- [INFORMATION SHOWN]
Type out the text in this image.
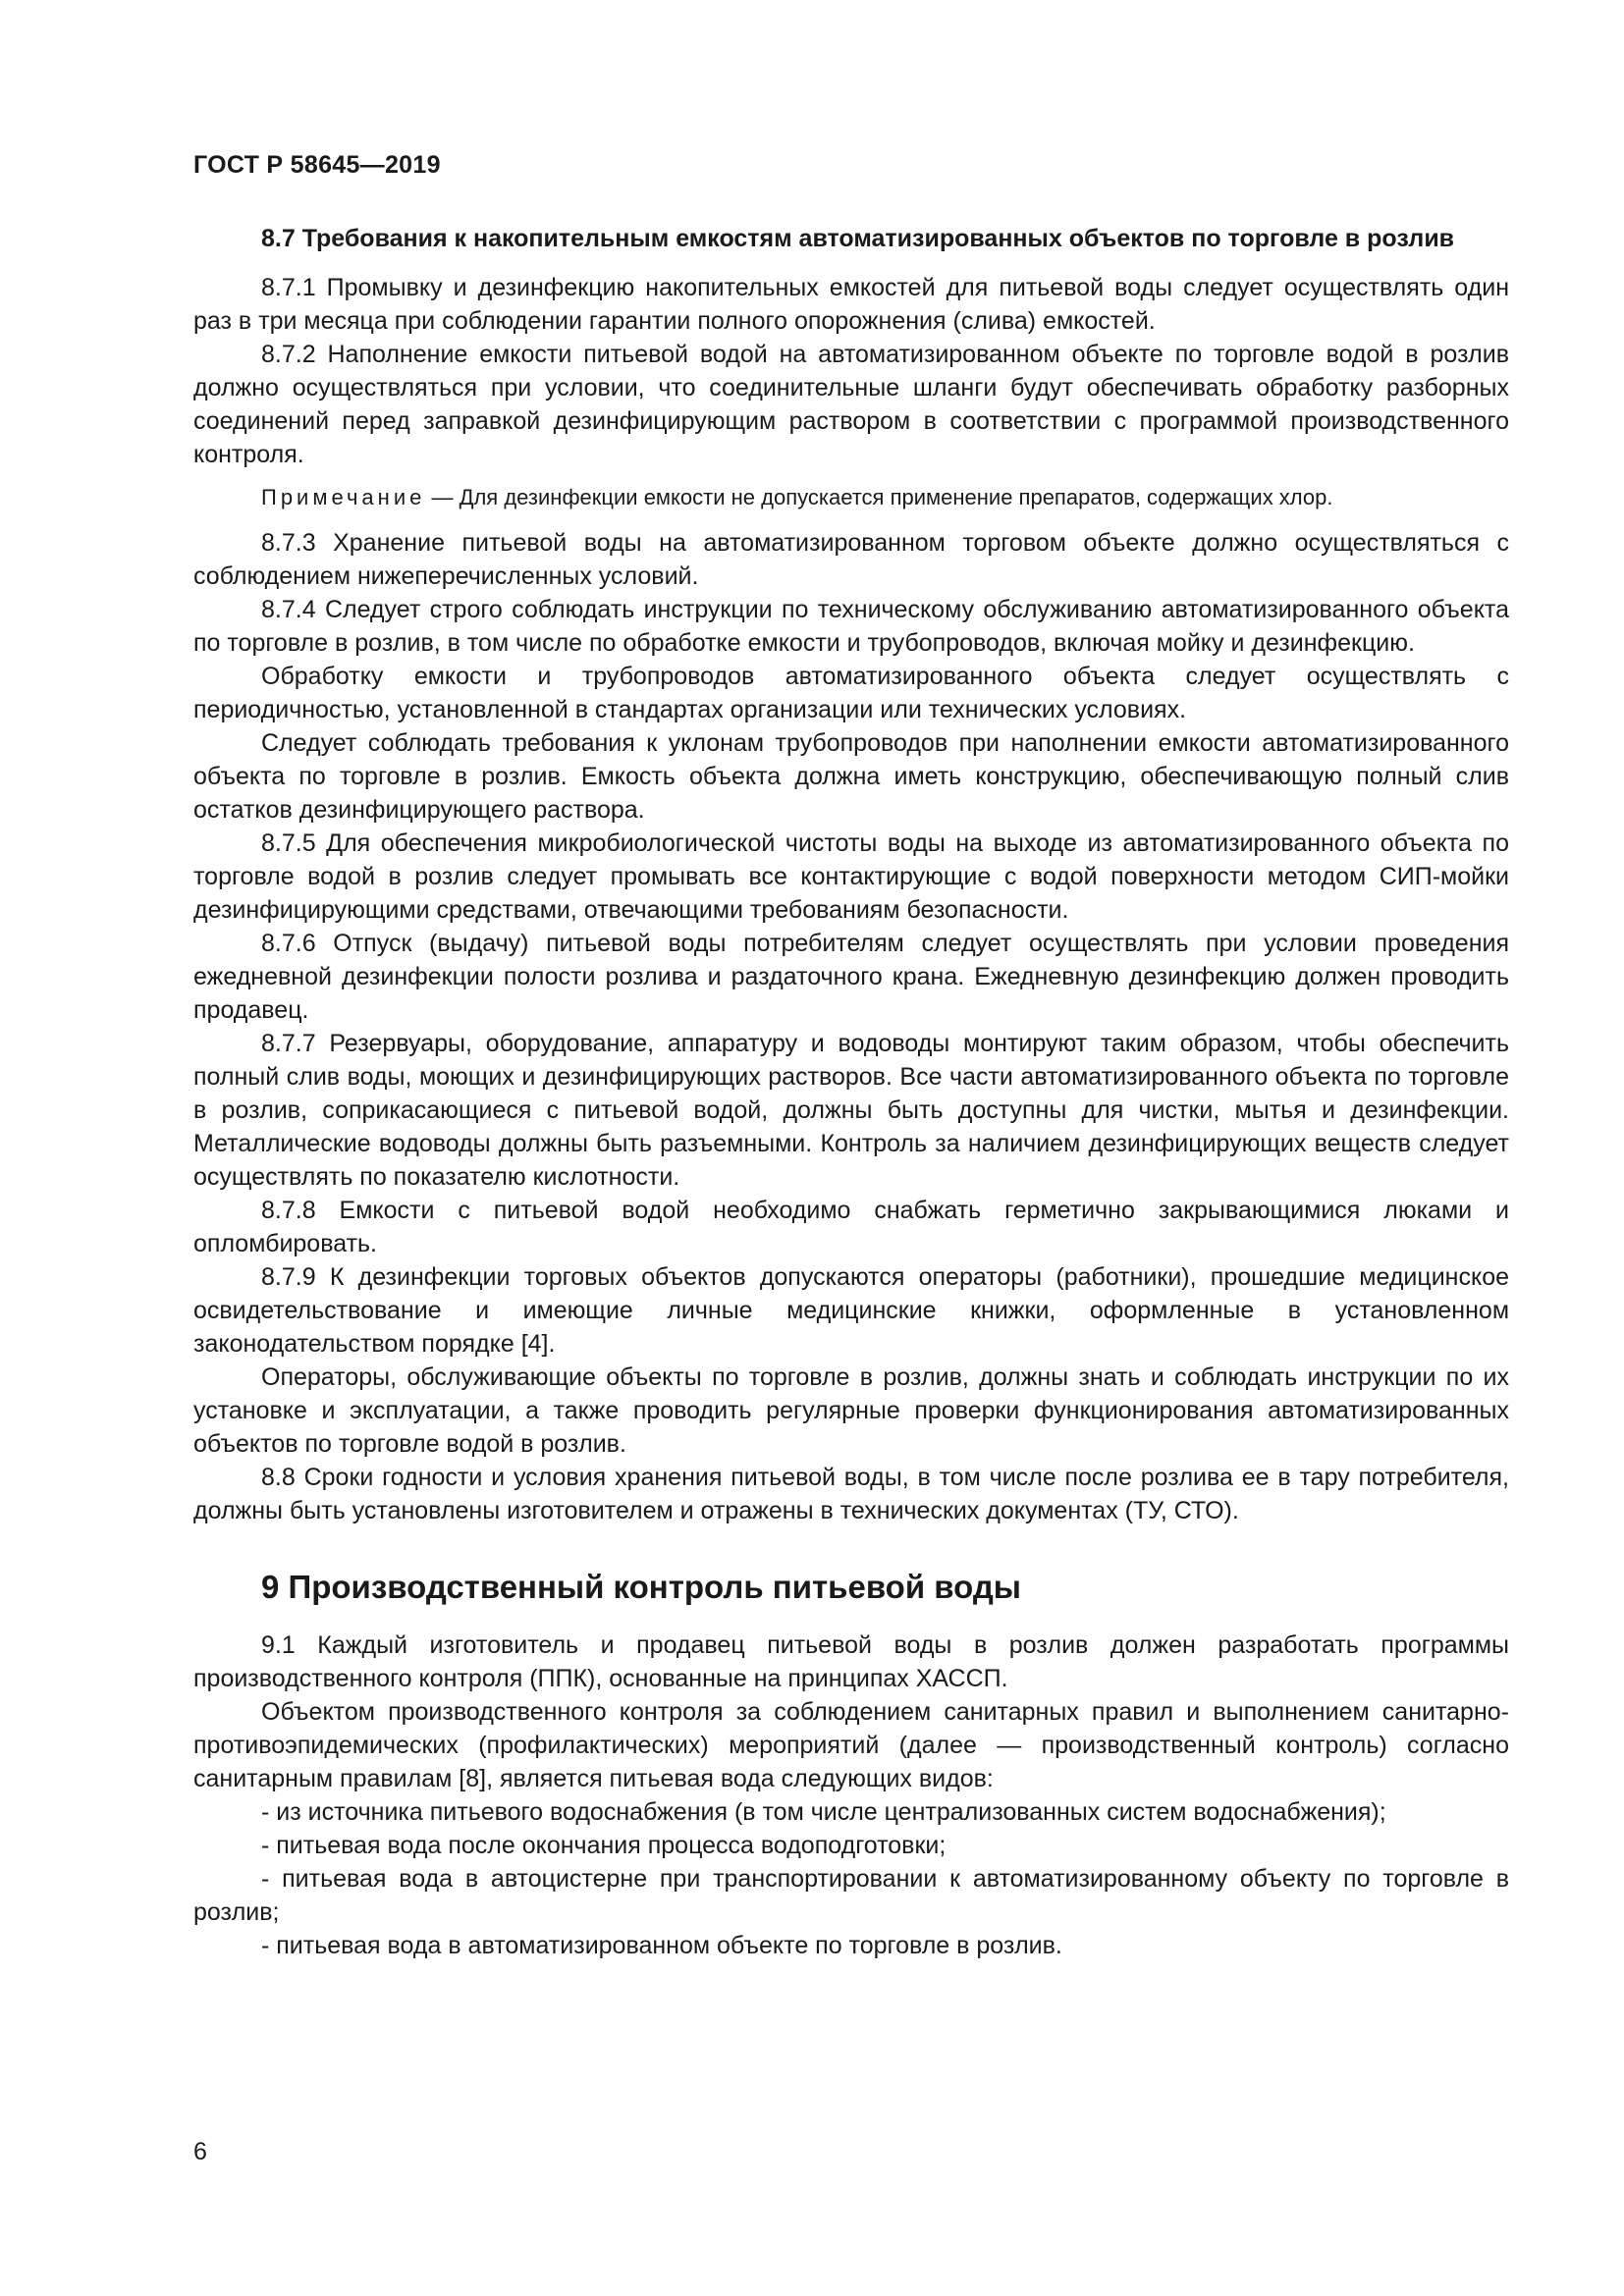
ГОСТ Р 58645—2019
8.7 Требования к накопительным емкостям автоматизированных объектов по торговле в розлив

8.7.1 Промывку и дезинфекцию накопительных емкостей для питьевой воды следует осуществлять один раз в три месяца при соблюдении гарантии полного опорожнения (слива) емкостей.

8.7.2 Наполнение емкости питьевой водой на автоматизированном объекте по торговле водой в розлив должно осуществляться при условии, что соединительные шланги будут обеспечивать обработку разборных соединений перед заправкой дезинфицирующим раствором в соответствии с программой производственного контроля.

Примечание — Для дезинфекции емкости не допускается применение препаратов, содержащих хлор.

8.7.3 Хранение питьевой воды на автоматизированном торговом объекте должно осуществляться с соблюдением нижеперечисленных условий.

8.7.4 Следует строго соблюдать инструкции по техническому обслуживанию автоматизированного объекта по торговле в розлив, в том числе по обработке емкости и трубопроводов, включая мойку и дезинфекцию.

Обработку емкости и трубопроводов автоматизированного объекта следует осуществлять с периодичностью, установленной в стандартах организации или технических условиях.

Следует соблюдать требования к уклонам трубопроводов при наполнении емкости автоматизированного объекта по торговле в розлив. Емкость объекта должна иметь конструкцию, обеспечивающую полный слив остатков дезинфицирующего раствора.

8.7.5 Для обеспечения микробиологической чистоты воды на выходе из автоматизированного объекта по торговле водой в розлив следует промывать все контактирующие с водой поверхности методом СИП-мойки дезинфицирующими средствами, отвечающими требованиям безопасности.

8.7.6 Отпуск (выдачу) питьевой воды потребителям следует осуществлять при условии проведения ежедневной дезинфекции полости розлива и раздаточного крана. Ежедневную дезинфекцию должен проводить продавец.

8.7.7 Резервуары, оборудование, аппаратуру и водоводы монтируют таким образом, чтобы обеспечить полный слив воды, моющих и дезинфицирующих растворов. Все части автоматизированного объекта по торговле в розлив, соприкасающиеся с питьевой водой, должны быть доступны для чистки, мытья и дезинфекции. Металлические водоводы должны быть разъемными. Контроль за наличием дезинфицирующих веществ следует осуществлять по показателю кислотности.

8.7.8 Емкости с питьевой водой необходимо снабжать герметично закрывающимися люками и опломбировать.

8.7.9 К дезинфекции торговых объектов допускаются операторы (работники), прошедшие медицинское освидетельствование и имеющие личные медицинские книжки, оформленные в установленном законодательством порядке [4].

Операторы, обслуживающие объекты по торговле в розлив, должны знать и соблюдать инструкции по их установке и эксплуатации, а также проводить регулярные проверки функционирования автоматизированных объектов по торговле водой в розлив.

8.8 Сроки годности и условия хранения питьевой воды, в том числе после розлива ее в тару потребителя, должны быть установлены изготовителем и отражены в технических документах (ТУ, СТО).

9 Производственный контроль питьевой воды

9.1 Каждый изготовитель и продавец питьевой воды в розлив должен разработать программы производственного контроля (ППК), основанные на принципах ХАССП.

Объектом производственного контроля за соблюдением санитарных правил и выполнением санитарно-противоэпидемических (профилактических) мероприятий (далее — производственный контроль) согласно санитарным правилам [8], является питьевая вода следующих видов:

- из источника питьевого водоснабжения (в том числе централизованных систем водоснабжения);

- питьевая вода после окончания процесса водоподготовки;

- питьевая вода в автоцистерне при транспортировании к автоматизированному объекту по торговле в розлив;

- питьевая вода в автоматизированном объекте по торговле в розлив.

6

- [EXERCISE GOAL]
Scan the material above. Copy each line where "контроля" occurs.

- [WORKED SOLUTION]
8.7.2 Наполнение емкости питьевой водой на автоматизированном объекте по торговле водой в розлив должно осуществляться при условии, что соединительные шланги будут обеспечивать обработку разборных соединений перед заправкой дезинфицирующим раствором в соответствии с программой производственного контроля.
9.1 Каждый изготовитель и продавец питьевой воды в розлив должен разработать программы производственного контроля (ППК), основанные на принципах ХАССП.
Объектом производственного контроля за соблюдением санитарных правил и выполнением санитарно-противоэпидемических (профилактических) мероприятий (далее — производственный контроль) согласно санитарным правилам [8], является питьевая вода следующих видов:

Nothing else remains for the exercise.